:: Exercise instructions ::
Locate the word "Velocity" in the entries below, then gather every line that holds it.

[start]

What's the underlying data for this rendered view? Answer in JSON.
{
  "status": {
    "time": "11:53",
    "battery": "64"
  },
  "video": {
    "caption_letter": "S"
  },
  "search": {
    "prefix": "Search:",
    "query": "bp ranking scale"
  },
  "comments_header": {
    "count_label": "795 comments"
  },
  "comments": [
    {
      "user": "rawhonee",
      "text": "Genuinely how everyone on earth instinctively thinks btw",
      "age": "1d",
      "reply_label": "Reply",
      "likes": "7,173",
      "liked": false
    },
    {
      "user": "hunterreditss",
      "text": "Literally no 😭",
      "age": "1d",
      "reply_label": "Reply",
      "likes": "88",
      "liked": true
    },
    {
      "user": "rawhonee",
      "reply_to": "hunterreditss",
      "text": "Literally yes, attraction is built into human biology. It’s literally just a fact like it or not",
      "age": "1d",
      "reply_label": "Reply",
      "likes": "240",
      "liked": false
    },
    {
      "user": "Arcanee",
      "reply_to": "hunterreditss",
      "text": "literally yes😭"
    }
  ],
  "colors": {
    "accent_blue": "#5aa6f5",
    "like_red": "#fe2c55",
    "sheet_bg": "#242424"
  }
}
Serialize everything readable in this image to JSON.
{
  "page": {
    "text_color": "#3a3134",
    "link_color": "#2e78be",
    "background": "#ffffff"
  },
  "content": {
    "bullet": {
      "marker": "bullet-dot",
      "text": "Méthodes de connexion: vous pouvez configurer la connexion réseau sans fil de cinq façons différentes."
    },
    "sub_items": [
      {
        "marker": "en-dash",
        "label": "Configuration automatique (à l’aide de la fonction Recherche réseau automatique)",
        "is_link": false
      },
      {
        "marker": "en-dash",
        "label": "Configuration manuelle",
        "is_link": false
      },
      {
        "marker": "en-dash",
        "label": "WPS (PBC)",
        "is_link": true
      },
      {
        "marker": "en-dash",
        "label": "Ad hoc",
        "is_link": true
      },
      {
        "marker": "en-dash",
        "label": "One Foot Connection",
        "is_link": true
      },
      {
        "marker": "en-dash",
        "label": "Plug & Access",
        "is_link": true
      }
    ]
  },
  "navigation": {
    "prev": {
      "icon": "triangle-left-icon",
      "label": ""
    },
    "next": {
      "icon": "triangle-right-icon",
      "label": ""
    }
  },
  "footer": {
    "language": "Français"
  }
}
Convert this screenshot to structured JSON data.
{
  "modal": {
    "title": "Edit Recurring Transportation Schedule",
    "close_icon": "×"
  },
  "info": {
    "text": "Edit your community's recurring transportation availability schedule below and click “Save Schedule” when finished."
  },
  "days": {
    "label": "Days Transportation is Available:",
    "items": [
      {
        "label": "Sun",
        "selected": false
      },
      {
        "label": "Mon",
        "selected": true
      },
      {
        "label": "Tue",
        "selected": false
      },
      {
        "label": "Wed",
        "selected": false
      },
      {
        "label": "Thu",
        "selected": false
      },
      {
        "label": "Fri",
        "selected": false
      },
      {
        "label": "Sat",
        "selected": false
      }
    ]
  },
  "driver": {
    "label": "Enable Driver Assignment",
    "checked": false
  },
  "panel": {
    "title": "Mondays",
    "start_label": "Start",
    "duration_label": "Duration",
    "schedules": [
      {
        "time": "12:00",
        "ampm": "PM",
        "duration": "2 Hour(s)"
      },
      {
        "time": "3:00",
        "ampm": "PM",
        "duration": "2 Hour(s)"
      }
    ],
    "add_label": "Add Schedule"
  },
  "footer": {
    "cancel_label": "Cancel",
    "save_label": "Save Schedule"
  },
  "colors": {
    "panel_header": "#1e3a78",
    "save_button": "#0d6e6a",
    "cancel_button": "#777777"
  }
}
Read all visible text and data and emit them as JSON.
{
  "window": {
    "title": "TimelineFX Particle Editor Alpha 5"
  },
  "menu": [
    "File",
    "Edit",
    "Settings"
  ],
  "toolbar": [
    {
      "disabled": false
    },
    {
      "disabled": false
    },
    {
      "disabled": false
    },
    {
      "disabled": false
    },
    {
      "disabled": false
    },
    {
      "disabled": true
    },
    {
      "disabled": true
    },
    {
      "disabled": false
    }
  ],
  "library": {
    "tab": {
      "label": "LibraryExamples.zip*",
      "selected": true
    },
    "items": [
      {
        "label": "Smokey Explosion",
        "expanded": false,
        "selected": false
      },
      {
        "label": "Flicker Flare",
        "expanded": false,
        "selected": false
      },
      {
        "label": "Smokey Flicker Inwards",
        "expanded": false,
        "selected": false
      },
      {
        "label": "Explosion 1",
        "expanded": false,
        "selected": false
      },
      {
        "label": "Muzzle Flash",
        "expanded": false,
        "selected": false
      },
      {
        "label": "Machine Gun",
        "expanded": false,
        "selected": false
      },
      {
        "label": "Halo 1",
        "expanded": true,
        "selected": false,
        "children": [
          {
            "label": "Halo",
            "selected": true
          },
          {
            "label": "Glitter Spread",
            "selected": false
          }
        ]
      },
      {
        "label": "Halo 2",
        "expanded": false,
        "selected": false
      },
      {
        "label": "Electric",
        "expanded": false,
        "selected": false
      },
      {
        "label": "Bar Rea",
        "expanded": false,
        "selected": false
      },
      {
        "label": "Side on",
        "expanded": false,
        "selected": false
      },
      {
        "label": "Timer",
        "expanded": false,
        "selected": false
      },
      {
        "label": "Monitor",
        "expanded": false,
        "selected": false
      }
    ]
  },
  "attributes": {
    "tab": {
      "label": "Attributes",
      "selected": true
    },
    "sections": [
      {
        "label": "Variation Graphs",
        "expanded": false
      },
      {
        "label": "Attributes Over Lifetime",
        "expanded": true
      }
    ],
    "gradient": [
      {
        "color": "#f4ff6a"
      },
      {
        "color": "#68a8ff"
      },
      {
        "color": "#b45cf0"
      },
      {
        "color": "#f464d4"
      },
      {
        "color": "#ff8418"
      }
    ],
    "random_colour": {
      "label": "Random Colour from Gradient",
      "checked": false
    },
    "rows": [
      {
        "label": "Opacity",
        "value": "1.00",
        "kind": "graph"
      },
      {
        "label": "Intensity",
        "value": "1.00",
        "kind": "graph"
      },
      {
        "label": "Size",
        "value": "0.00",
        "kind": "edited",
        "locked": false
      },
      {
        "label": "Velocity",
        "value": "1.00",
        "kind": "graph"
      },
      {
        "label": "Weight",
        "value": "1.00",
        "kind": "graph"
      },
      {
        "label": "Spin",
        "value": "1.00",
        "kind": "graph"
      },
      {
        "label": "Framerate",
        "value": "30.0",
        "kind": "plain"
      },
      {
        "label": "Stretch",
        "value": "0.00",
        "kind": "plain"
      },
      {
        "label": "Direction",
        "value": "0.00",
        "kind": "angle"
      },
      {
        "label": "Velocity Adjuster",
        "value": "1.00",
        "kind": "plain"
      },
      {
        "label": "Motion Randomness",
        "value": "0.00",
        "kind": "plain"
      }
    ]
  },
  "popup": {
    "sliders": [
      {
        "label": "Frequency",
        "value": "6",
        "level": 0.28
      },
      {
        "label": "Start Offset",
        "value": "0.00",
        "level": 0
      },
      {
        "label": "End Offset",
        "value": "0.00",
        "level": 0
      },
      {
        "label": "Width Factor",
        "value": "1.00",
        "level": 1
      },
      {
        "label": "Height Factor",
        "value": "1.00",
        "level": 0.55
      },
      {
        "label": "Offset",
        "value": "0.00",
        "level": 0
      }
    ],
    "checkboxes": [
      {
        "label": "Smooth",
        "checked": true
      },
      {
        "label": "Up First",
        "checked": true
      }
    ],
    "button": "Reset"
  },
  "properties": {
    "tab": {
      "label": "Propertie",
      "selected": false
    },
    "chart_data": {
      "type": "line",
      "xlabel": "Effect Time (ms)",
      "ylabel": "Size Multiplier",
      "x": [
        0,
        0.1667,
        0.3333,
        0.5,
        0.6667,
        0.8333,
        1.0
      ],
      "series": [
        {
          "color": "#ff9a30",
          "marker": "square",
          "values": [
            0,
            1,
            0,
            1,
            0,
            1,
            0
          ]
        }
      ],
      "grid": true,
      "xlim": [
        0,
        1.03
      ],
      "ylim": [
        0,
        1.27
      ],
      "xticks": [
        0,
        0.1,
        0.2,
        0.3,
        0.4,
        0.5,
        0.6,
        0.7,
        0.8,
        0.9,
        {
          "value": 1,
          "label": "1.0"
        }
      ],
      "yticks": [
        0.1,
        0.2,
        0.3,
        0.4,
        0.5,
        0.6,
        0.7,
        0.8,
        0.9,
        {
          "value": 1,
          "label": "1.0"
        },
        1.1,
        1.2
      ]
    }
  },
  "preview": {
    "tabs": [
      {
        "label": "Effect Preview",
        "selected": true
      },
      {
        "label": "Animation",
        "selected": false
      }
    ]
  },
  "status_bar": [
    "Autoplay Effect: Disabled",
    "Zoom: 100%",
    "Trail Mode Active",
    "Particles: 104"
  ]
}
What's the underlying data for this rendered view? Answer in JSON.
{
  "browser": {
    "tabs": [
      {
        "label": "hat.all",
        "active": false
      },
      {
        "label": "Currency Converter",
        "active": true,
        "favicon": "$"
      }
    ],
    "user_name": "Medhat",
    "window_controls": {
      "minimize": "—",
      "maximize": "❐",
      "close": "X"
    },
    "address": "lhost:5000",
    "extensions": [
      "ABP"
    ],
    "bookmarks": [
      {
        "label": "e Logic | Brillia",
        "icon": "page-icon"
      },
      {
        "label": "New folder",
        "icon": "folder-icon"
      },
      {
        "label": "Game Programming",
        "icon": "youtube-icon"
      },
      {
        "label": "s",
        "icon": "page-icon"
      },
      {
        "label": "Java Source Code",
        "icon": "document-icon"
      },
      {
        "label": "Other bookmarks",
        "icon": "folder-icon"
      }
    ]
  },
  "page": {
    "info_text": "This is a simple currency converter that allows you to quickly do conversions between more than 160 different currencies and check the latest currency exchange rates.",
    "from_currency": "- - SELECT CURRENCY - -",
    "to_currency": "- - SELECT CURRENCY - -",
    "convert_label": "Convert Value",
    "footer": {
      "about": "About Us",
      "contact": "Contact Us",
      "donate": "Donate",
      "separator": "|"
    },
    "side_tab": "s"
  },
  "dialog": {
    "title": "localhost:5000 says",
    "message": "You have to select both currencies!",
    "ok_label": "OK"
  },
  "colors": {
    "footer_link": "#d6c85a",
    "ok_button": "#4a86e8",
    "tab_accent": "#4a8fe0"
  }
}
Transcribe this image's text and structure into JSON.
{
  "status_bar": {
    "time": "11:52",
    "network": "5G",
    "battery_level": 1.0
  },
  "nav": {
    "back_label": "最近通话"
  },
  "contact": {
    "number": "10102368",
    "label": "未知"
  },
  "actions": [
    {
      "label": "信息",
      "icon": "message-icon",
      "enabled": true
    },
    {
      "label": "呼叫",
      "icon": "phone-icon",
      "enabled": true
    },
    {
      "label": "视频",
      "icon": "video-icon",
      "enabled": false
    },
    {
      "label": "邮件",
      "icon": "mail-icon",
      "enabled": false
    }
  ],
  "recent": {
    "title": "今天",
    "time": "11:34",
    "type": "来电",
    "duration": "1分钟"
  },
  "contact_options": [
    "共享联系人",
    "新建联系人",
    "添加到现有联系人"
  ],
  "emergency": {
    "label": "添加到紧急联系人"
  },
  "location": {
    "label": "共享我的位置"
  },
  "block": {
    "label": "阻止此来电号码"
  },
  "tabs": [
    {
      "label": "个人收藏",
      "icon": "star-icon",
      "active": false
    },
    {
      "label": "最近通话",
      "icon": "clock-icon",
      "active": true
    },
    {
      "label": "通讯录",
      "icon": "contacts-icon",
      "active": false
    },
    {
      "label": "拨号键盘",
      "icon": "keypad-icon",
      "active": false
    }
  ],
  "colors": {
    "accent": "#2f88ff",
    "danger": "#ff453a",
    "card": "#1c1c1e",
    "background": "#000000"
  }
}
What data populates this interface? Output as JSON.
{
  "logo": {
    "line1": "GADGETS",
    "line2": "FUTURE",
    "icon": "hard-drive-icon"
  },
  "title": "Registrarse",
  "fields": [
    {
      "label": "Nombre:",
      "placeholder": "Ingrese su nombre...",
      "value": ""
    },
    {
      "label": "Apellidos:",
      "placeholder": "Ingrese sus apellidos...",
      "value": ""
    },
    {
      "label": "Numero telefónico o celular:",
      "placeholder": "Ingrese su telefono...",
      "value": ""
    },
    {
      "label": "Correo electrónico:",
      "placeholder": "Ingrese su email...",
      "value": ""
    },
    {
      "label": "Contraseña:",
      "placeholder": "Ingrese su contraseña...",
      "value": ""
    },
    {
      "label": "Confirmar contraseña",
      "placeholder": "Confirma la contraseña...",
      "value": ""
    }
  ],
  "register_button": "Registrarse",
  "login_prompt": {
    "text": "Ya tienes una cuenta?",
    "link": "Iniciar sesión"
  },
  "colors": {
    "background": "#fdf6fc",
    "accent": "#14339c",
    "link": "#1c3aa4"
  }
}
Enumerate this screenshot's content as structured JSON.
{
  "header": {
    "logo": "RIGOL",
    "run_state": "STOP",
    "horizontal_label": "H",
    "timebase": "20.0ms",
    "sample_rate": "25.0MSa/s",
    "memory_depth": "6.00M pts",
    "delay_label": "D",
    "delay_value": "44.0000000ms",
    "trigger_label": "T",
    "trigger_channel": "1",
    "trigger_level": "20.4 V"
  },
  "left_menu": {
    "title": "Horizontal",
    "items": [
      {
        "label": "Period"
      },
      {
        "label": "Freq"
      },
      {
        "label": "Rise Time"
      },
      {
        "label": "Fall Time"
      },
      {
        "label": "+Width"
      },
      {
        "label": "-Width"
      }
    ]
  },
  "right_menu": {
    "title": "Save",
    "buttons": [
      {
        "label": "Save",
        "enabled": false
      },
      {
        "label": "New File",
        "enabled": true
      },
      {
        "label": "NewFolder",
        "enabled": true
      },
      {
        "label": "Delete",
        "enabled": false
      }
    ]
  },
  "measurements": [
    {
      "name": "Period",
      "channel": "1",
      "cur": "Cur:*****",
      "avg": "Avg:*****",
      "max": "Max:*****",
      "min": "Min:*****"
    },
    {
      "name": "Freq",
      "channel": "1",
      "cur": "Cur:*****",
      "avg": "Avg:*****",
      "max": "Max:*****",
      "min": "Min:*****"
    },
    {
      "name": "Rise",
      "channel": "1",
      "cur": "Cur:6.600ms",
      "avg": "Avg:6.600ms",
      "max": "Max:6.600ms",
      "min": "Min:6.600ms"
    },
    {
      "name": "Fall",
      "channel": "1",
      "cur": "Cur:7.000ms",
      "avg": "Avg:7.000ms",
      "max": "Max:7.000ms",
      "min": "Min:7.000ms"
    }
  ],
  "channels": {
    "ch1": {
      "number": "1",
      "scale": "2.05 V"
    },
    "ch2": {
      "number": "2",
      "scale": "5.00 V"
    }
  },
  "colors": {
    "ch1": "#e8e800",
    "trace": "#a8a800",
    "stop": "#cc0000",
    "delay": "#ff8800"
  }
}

[end]

:: Output of the task ::
        "label": "Velocity",
        "label": "Velocity Adjuster",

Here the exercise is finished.